(Exercise instructions)
Select from the records below every line that has the word "size" in it.

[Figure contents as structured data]
###

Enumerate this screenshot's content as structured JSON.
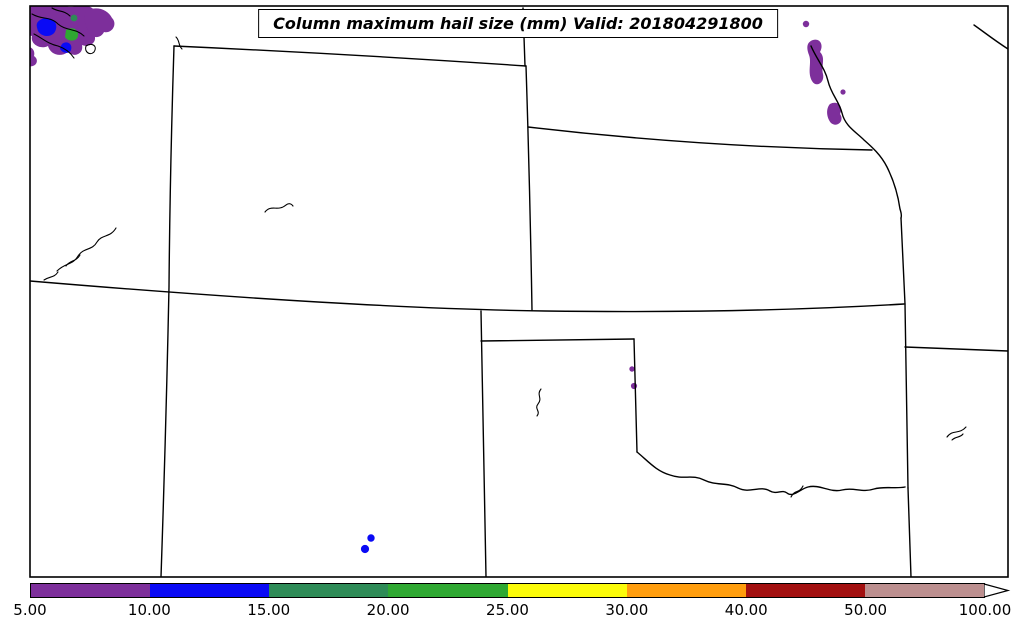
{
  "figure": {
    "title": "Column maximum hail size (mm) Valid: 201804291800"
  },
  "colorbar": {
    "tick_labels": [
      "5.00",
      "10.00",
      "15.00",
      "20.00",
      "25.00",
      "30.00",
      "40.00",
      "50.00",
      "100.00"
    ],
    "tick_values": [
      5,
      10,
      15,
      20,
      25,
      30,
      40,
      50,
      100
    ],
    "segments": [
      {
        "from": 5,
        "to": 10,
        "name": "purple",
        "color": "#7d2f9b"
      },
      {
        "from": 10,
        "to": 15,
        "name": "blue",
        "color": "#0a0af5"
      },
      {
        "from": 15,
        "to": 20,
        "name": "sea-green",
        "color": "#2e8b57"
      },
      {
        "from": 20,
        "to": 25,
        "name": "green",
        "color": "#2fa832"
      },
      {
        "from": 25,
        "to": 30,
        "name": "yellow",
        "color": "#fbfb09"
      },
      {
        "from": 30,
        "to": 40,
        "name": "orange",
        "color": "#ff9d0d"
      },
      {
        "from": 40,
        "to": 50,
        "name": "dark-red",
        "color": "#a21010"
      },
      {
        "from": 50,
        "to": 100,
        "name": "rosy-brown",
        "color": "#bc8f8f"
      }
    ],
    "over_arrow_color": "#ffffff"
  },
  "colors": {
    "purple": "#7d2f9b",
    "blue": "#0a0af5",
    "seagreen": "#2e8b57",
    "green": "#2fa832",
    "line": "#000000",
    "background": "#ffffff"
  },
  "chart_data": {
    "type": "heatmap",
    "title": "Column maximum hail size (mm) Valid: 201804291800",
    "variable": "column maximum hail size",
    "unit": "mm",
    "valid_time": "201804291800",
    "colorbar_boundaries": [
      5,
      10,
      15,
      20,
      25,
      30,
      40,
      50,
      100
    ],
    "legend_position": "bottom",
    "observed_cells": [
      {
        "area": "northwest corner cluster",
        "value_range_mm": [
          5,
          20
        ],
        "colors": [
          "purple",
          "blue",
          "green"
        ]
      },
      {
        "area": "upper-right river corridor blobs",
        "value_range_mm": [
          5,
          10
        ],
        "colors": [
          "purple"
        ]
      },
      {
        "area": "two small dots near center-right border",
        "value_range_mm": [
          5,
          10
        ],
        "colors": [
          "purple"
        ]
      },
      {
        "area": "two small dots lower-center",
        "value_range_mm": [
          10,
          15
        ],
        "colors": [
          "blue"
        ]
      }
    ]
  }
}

###

(Result for this exercise)
    "title": "Column maximum hail size (mm) Valid: 201804291800"
    "title": "Column maximum hail size (mm) Valid: 201804291800",
    "variable": "column maximum hail size",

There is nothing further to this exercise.